> SET EXERCISE
Track down the lines that contain "Groups" and copy them.

-----

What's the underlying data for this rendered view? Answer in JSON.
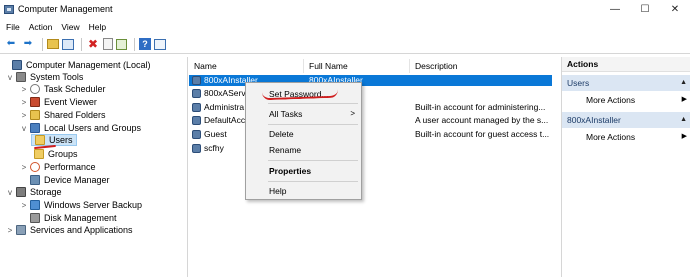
{
  "window": {
    "title": "Computer Management",
    "controls": {
      "minimize": "—",
      "maximize": "☐",
      "close": "✕"
    }
  },
  "menu": [
    "File",
    "Action",
    "View",
    "Help"
  ],
  "toolbar": {
    "icons": [
      "back-arrow-icon",
      "forward-arrow-icon",
      "up-folder-icon",
      "show-hide-tree-icon",
      "delete-icon",
      "properties-icon",
      "export-list-icon",
      "help-icon",
      "show-hide-action-pane-icon"
    ]
  },
  "tree": {
    "items": [
      {
        "label": "Computer Management (Local)",
        "chevron": "",
        "icon": "computer-icon",
        "level": 0
      },
      {
        "label": "System Tools",
        "chevron": "v",
        "icon": "tools-icon",
        "level": 1
      },
      {
        "label": "Task Scheduler",
        "chevron": ">",
        "icon": "clock-icon",
        "level": 2
      },
      {
        "label": "Event Viewer",
        "chevron": ">",
        "icon": "event-log-icon",
        "level": 2
      },
      {
        "label": "Shared Folders",
        "chevron": ">",
        "icon": "shared-folder-icon",
        "level": 2
      },
      {
        "label": "Local Users and Groups",
        "chevron": "v",
        "icon": "users-icon",
        "level": 2
      },
      {
        "label": "Users",
        "chevron": "",
        "icon": "folder-icon",
        "level": 3,
        "selected": true
      },
      {
        "label": "Groups",
        "chevron": "",
        "icon": "folder-icon",
        "level": 3
      },
      {
        "label": "Performance",
        "chevron": ">",
        "icon": "performance-icon",
        "level": 2
      },
      {
        "label": "Device Manager",
        "chevron": "",
        "icon": "device-manager-icon",
        "level": 2
      },
      {
        "label": "Storage",
        "chevron": "v",
        "icon": "storage-icon",
        "level": 1
      },
      {
        "label": "Windows Server Backup",
        "chevron": ">",
        "icon": "backup-icon",
        "level": 2
      },
      {
        "label": "Disk Management",
        "chevron": "",
        "icon": "disk-icon",
        "level": 2
      },
      {
        "label": "Services and Applications",
        "chevron": ">",
        "icon": "services-icon",
        "level": 1
      }
    ]
  },
  "list": {
    "columns": [
      "Name",
      "Full Name",
      "Description"
    ],
    "rows": [
      {
        "name": "800xAInstaller",
        "full_name": "800xAInstaller",
        "description": "",
        "selected": true
      },
      {
        "name": "800xAServ",
        "full_name": "",
        "description": ""
      },
      {
        "name": "Administra",
        "full_name": "",
        "description": "Built-in account for administering..."
      },
      {
        "name": "DefaultAcc",
        "full_name": "",
        "description": "A user account managed by the s..."
      },
      {
        "name": "Guest",
        "full_name": "",
        "description": "Built-in account for guest access t..."
      },
      {
        "name": "scfhy",
        "full_name": "",
        "description": ""
      }
    ]
  },
  "context_menu": {
    "items": [
      {
        "label": "Set Password...",
        "bold": false,
        "submenu": false
      },
      {
        "label": "All Tasks",
        "bold": false,
        "submenu": true,
        "arrow": ">"
      },
      {
        "label": "Delete",
        "bold": false,
        "submenu": false
      },
      {
        "label": "Rename",
        "bold": false,
        "submenu": false
      },
      {
        "label": "Properties",
        "bold": true,
        "submenu": false
      },
      {
        "label": "Help",
        "bold": false,
        "submenu": false
      }
    ]
  },
  "actions": {
    "header": "Actions",
    "sections": [
      {
        "title": "Users",
        "items": [
          {
            "label": "More Actions",
            "arrow": "▶"
          }
        ],
        "caret": "▲"
      },
      {
        "title": "800xAInstaller",
        "items": [
          {
            "label": "More Actions",
            "arrow": "▶"
          }
        ],
        "caret": "▲"
      }
    ]
  },
  "colors": {
    "selection_blue": "#0a78d7",
    "tree_selection": "#cce4f7",
    "annotation_red": "#d01e1e",
    "actions_section_bg": "#dbe6f3"
  }
}
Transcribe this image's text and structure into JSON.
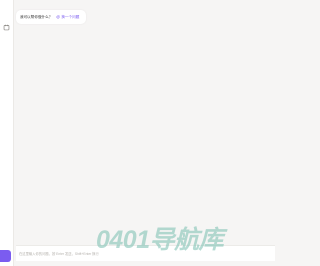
{
  "sidebar": {
    "top_icon": "document-icon",
    "new_chat_icon": "new-chat-icon",
    "accent_color": "#7b5cf0"
  },
  "chat": {
    "greeting": "我可以帮你做什么？",
    "greeting_action_icon": "refresh-icon",
    "greeting_action_label": "换一个问题"
  },
  "input": {
    "placeholder": "在这里输入你的问题，按 Enter 发送，Shift+Enter 换行"
  },
  "watermark": {
    "text": "0401导航库"
  }
}
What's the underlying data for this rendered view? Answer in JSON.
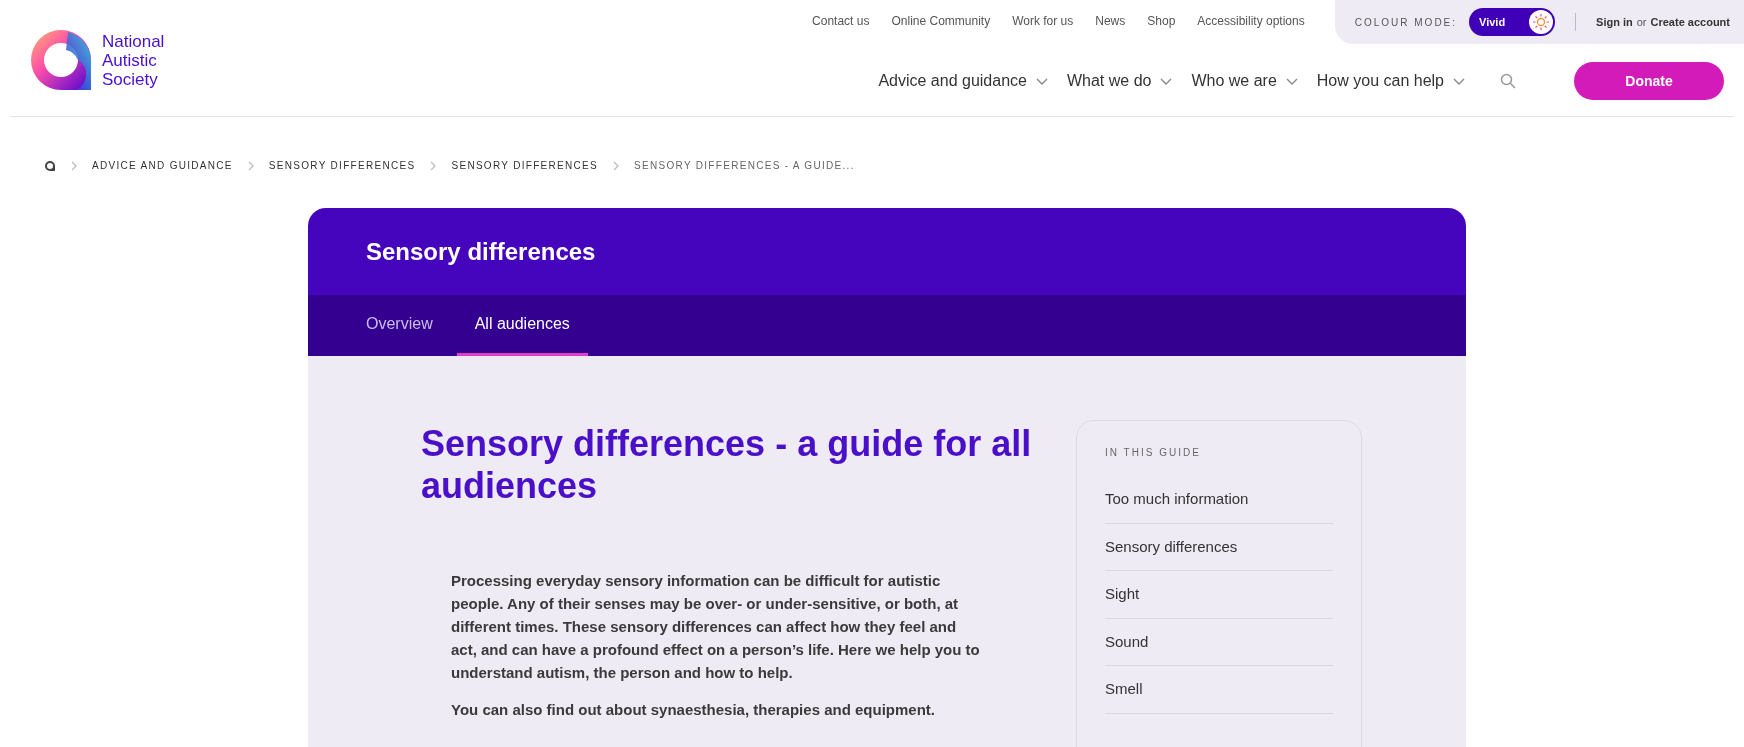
{
  "header": {
    "logo_text": "National Autistic Society",
    "top_links": [
      "Contact us",
      "Online Community",
      "Work for us",
      "News",
      "Shop",
      "Accessibility options"
    ],
    "colour_mode": {
      "label": "COLOUR MODE:",
      "switch_label": "Vivid",
      "on": true
    },
    "account": {
      "sign_in": "Sign in",
      "or": "or",
      "create": "Create account"
    },
    "nav": [
      "Advice and guidance",
      "What we do",
      "Who we are",
      "How you can help"
    ],
    "donate": "Donate"
  },
  "breadcrumb": [
    "ADVICE AND GUIDANCE",
    "SENSORY DIFFERENCES",
    "SENSORY DIFFERENCES",
    "SENSORY DIFFERENCES - A GUIDE..."
  ],
  "section": {
    "title": "Sensory differences",
    "tabs": [
      {
        "label": "Overview",
        "selected": false
      },
      {
        "label": "All audiences",
        "selected": true
      }
    ]
  },
  "article": {
    "title": "Sensory differences - a guide for all audiences",
    "paragraphs": [
      "Processing everyday sensory information can be difficult for autistic people. Any of their senses may be over- or under-sensitive, or both, at different times. These sensory differences can affect how they feel and act, and can have a profound effect on a person’s life. Here we help you to understand autism, the person and how to help.",
      "You can also find out about synaesthesia, therapies and equipment."
    ]
  },
  "guide": {
    "heading": "IN THIS GUIDE",
    "items": [
      "Too much information",
      "Sensory differences",
      "Sight",
      "Sound",
      "Smell"
    ]
  }
}
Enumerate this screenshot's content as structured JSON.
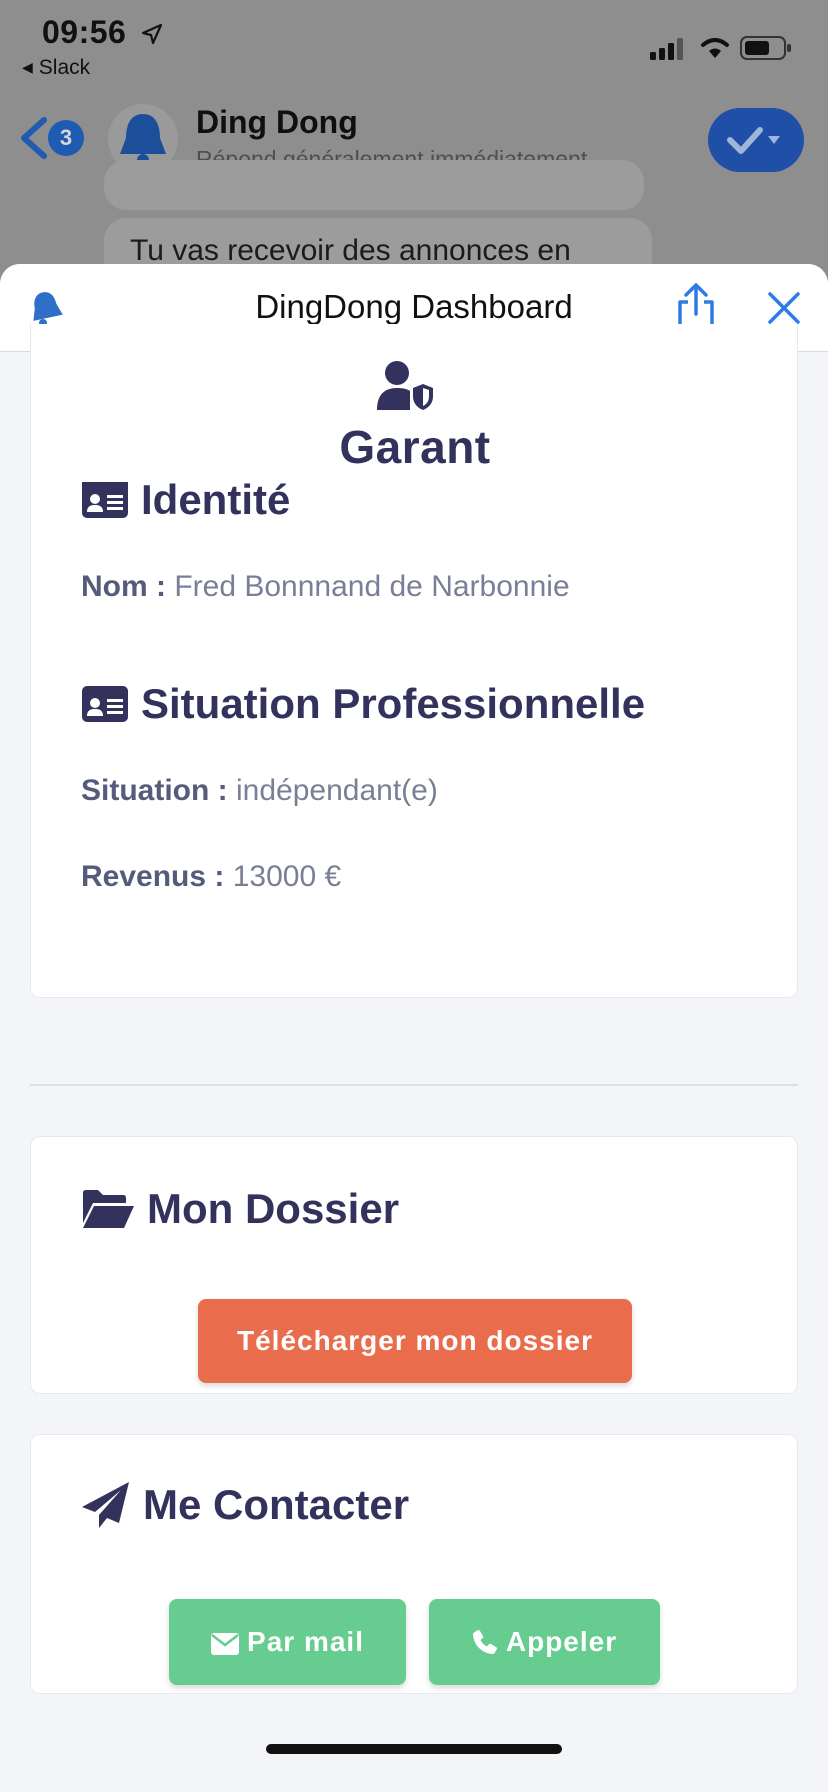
{
  "status_bar": {
    "time": "09:56",
    "back_app": "Slack",
    "icons": [
      "location-arrow-icon",
      "signal-icon",
      "wifi-icon",
      "battery-icon"
    ]
  },
  "chat": {
    "name": "Ding Dong",
    "subtitle": "Répond généralement immédiatement",
    "unread_count": "3",
    "bubble_text": "Tu vas recevoir des annonces en"
  },
  "sheet": {
    "title": "DingDong Dashboard"
  },
  "garant": {
    "title": "Garant",
    "identite_heading": "Identité",
    "nom_label": "Nom :",
    "nom_value": "Fred Bonnnand de Narbonnie",
    "pro_heading": "Situation Professionnelle",
    "situation_label": "Situation :",
    "situation_value": "indépendant(e)",
    "revenus_label": "Revenus :",
    "revenus_value": "13000 €"
  },
  "dossier": {
    "heading": "Mon Dossier",
    "download_label": "Télécharger mon dossier"
  },
  "contact": {
    "heading": "Me Contacter",
    "mail_label": "Par mail",
    "call_label": "Appeler"
  },
  "colors": {
    "heading": "#33325d",
    "ios_blue": "#2f7ae5",
    "download": "#e96c4c",
    "contact": "#66cc8f"
  }
}
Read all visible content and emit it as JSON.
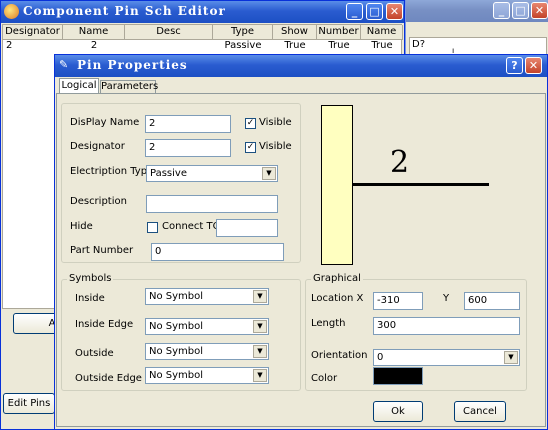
{
  "editor": {
    "title": "Component Pin Sch Editor",
    "columns": [
      "Designator",
      "Name",
      "Desc",
      "Type",
      "Show",
      "Number",
      "Name"
    ],
    "row": [
      "2",
      "2",
      "",
      "Passive",
      "True",
      "True",
      "True"
    ],
    "add_button": "Add",
    "edit_pins_button": "Edit Pins"
  },
  "back_window": {
    "col_label": "D?",
    "col_mark": "ı"
  },
  "dialog": {
    "title": "Pin Properties",
    "tabs": [
      "Logical",
      "Parameters"
    ],
    "logical": {
      "display_name_label": "DisPlay Name",
      "display_name_value": "2",
      "visible_label": "Visible",
      "designator_label": "Designator",
      "designator_value": "2",
      "visible2_label": "Visible",
      "electrical_type_label": "Electription Typ",
      "electrical_type_value": "Passive",
      "description_label": "Description",
      "description_value": "",
      "hide_label": "Hide",
      "connect_to_label": "Connect TO",
      "connect_to_value": "",
      "part_number_label": "Part Number",
      "part_number_value": "0"
    },
    "symbols": {
      "group_label": "Symbols",
      "inside_label": "Inside",
      "inside_value": "No Symbol",
      "inside_edge_label": "Inside Edge",
      "inside_edge_value": "No Symbol",
      "outside_label": "Outside",
      "outside_value": "No Symbol",
      "outside_edge_label": "Outside Edge",
      "outside_edge_value": "No Symbol"
    },
    "graphical": {
      "group_label": "Graphical",
      "location_label": "Location X",
      "x_value": "-310",
      "y_label": "Y",
      "y_value": "600",
      "length_label": "Length",
      "length_value": "300",
      "orientation_label": "Orientation",
      "orientation_value": "0",
      "color_label": "Color",
      "color_value": "#000000"
    },
    "preview_pin_number": "2",
    "ok_label": "Ok",
    "cancel_label": "Cancel"
  }
}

-----

> ANSWER IN FULL
        "label": "Local Users and Groups",
        "label": "Groups",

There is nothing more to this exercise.